▶ **What you have to do**
Go through the listing below and list every line with "availability".

▶ **Entries**
□ □ □ □

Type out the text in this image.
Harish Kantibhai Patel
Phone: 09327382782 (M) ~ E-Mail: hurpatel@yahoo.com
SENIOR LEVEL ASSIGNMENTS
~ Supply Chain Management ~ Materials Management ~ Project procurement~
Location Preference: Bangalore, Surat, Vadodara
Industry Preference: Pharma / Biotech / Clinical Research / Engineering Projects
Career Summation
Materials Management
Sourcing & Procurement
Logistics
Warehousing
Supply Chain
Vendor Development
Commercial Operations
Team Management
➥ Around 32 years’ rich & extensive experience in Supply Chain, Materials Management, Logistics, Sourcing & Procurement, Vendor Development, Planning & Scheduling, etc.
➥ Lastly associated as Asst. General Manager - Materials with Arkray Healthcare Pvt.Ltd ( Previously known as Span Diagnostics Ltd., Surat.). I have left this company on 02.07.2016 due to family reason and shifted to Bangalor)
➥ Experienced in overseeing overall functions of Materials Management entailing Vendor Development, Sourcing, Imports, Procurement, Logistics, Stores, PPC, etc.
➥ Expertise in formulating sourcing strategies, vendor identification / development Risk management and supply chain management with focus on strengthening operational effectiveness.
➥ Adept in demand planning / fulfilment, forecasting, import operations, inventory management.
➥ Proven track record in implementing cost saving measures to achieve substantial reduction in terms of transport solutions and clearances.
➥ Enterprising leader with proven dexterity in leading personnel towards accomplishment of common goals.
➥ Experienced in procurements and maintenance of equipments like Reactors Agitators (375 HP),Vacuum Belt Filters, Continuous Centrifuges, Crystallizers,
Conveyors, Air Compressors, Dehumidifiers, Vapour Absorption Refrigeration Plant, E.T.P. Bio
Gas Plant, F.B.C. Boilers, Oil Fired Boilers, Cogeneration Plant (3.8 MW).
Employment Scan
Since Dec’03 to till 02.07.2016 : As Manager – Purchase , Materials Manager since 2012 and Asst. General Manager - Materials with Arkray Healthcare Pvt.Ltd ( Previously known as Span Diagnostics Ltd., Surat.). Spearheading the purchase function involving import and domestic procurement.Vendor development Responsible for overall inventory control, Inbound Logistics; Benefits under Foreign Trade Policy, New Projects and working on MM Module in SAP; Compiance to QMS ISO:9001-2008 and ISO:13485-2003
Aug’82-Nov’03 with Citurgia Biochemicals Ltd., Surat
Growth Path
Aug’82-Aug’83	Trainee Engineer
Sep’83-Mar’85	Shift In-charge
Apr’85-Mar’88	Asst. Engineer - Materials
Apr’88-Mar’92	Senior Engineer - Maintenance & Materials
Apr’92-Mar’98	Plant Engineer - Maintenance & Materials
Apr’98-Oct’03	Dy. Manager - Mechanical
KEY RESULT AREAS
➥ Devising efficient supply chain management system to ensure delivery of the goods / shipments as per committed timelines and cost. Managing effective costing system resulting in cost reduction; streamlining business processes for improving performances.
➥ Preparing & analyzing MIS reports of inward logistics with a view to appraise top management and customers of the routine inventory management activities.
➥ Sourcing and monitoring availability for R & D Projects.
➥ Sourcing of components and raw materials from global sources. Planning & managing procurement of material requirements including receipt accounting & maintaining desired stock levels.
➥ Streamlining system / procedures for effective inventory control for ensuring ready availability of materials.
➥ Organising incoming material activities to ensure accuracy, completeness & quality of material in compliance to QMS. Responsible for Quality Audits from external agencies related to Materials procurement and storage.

□ □ □ □

▶ **Final result**
➥ Sourcing and monitoring availability for R & D Projects.
➥ Streamlining system / procedures for effective inventory control for ensuring ready availability of materials.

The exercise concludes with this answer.